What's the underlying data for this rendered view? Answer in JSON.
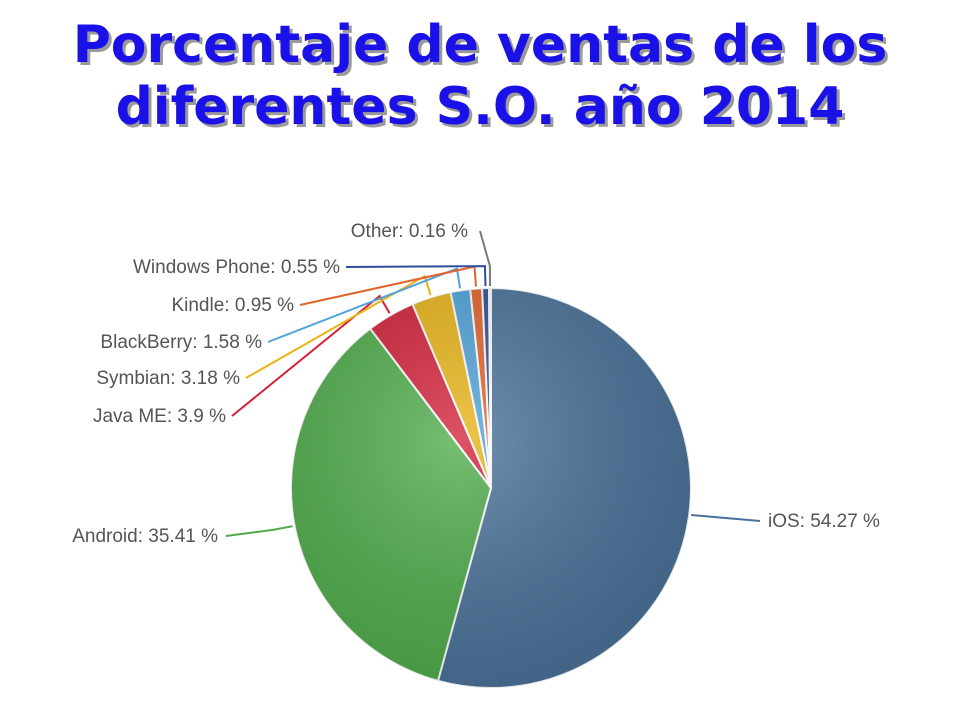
{
  "title": {
    "line1": "Porcentaje de ventas de los",
    "line2": "diferentes S.O. año 2014"
  },
  "chart_data": {
    "type": "pie",
    "title": "Porcentaje de ventas de los diferentes S.O. año 2014",
    "unit": "%",
    "slices": [
      {
        "name": "iOS",
        "value": 54.27,
        "label": "iOS: 54.27 %",
        "color": "#4a7299"
      },
      {
        "name": "Android",
        "value": 35.41,
        "label": "Android: 35.41 %",
        "color": "#4fac4b"
      },
      {
        "name": "Java ME",
        "value": 3.9,
        "label": "Java ME: 3.9 %",
        "color": "#d3223a"
      },
      {
        "name": "Symbian",
        "value": 3.18,
        "label": "Symbian: 3.18 %",
        "color": "#e8b418"
      },
      {
        "name": "BlackBerry",
        "value": 1.58,
        "label": "BlackBerry: 1.58 %",
        "color": "#4fa3d8"
      },
      {
        "name": "Kindle",
        "value": 0.95,
        "label": "Kindle: 0.95 %",
        "color": "#e2632a"
      },
      {
        "name": "Windows Phone",
        "value": 0.55,
        "label": "Windows Phone: 0.55 %",
        "color": "#2f4f9a"
      },
      {
        "name": "Other",
        "value": 0.16,
        "label": "Other: 0.16 %",
        "color": "#7a7a7a"
      }
    ]
  }
}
-.-.-
■ **Given exercise**:
Leave out the pictures and give the listing above again exactly.

■ **Task result**:
What's the underlying data for this rendered view? Answer in JSON.
{
  "title": {
    "line1": "Porcentaje de ventas de los",
    "line2": "diferentes S.O. año 2014"
  },
  "chart_data": {
    "type": "pie",
    "title": "Porcentaje de ventas de los diferentes S.O. año 2014",
    "unit": "%",
    "slices": [
      {
        "name": "iOS",
        "value": 54.27,
        "label": "iOS: 54.27 %",
        "color": "#4a7299"
      },
      {
        "name": "Android",
        "value": 35.41,
        "label": "Android: 35.41 %",
        "color": "#4fac4b"
      },
      {
        "name": "Java ME",
        "value": 3.9,
        "label": "Java ME: 3.9 %",
        "color": "#d3223a"
      },
      {
        "name": "Symbian",
        "value": 3.18,
        "label": "Symbian: 3.18 %",
        "color": "#e8b418"
      },
      {
        "name": "BlackBerry",
        "value": 1.58,
        "label": "BlackBerry: 1.58 %",
        "color": "#4fa3d8"
      },
      {
        "name": "Kindle",
        "value": 0.95,
        "label": "Kindle: 0.95 %",
        "color": "#e2632a"
      },
      {
        "name": "Windows Phone",
        "value": 0.55,
        "label": "Windows Phone: 0.55 %",
        "color": "#2f4f9a"
      },
      {
        "name": "Other",
        "value": 0.16,
        "label": "Other: 0.16 %",
        "color": "#7a7a7a"
      }
    ]
  }
}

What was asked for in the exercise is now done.